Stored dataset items
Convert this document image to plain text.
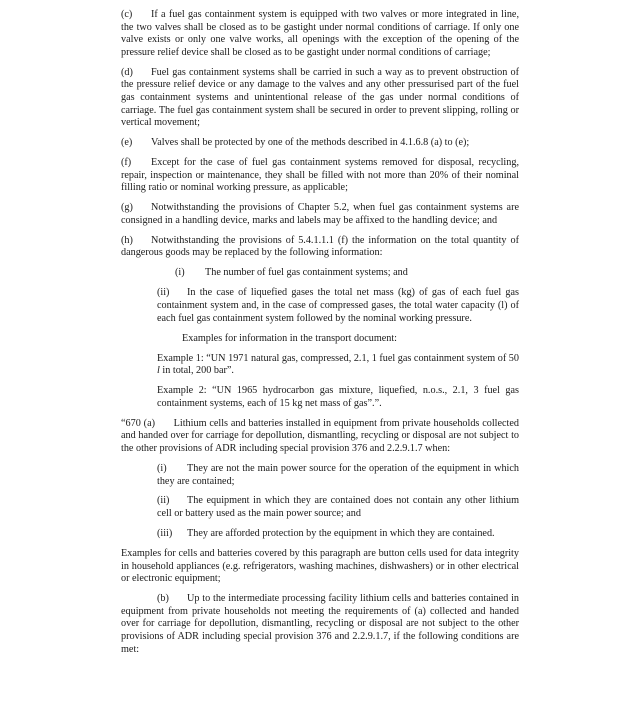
(c) If a fuel gas containment system is equipped with two valves or more integrated in line, the two valves shall be closed as to be gastight under normal conditions of carriage. If only one valve exists or only one valve works, all openings with the exception of the opening of the pressure relief device shall be closed as to be gastight under normal conditions of carriage;

(d) Fuel gas containment systems shall be carried in such a way as to prevent obstruction of the pressure relief device or any damage to the valves and any other pressurised part of the fuel gas containment systems and unintentional release of the gas under normal conditions of carriage. The fuel gas containment system shall be secured in order to prevent slipping, rolling or vertical movement;

(e) Valves shall be protected by one of the methods described in 4.1.6.8 (a) to (e);

(f) Except for the case of fuel gas containment systems removed for disposal, recycling, repair, inspection or maintenance, they shall be filled with not more than 20% of their nominal filling ratio or nominal working pressure, as applicable;

(g) Notwithstanding the provisions of Chapter 5.2, when fuel gas containment systems are consigned in a handling device, marks and labels may be affixed to the handling device; and

(h) Notwithstanding the provisions of 5.4.1.1.1 (f) the information on the total quantity of dangerous goods may be replaced by the following information:

(i) The number of fuel gas containment systems; and

(ii) In the case of liquefied gases the total net mass (kg) of gas of each fuel gas containment system and, in the case of compressed gases, the total water capacity (l) of each fuel gas containment system followed by the nominal working pressure.

Examples for information in the transport document:

Example 1: “UN 1971 natural gas, compressed, 2.1, 1 fuel gas containment system of 50 l in total, 200 bar”.

Example 2: “UN 1965 hydrocarbon gas mixture, liquefied, n.o.s., 2.1, 3 fuel gas containment systems, each of 15 kg net mass of gas”.”.

“670 (a) Lithium cells and batteries installed in equipment from private households collected and handed over for carriage for depollution, dismantling, recycling or disposal are not subject to the other provisions of ADR including special provision 376 and 2.2.9.1.7 when:

(i) They are not the main power source for the operation of the equipment in which they are contained;

(ii) The equipment in which they are contained does not contain any other lithium cell or battery used as the main power source; and

(iii) They are afforded protection by the equipment in which they are contained.

Examples for cells and batteries covered by this paragraph are button cells used for data integrity in household appliances (e.g. refrigerators, washing machines, dishwashers) or in other electrical or electronic equipment;

(b) Up to the intermediate processing facility lithium cells and batteries contained in equipment from private households not meeting the requirements of (a) collected and handed over for carriage for depollution, dismantling, recycling or disposal are not subject to the other provisions of ADR including special provision 376 and 2.2.9.1.7, if the following conditions are met:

Problem details: Give the number of lines above that hold "used", with no other words.

Answer to this problem: 2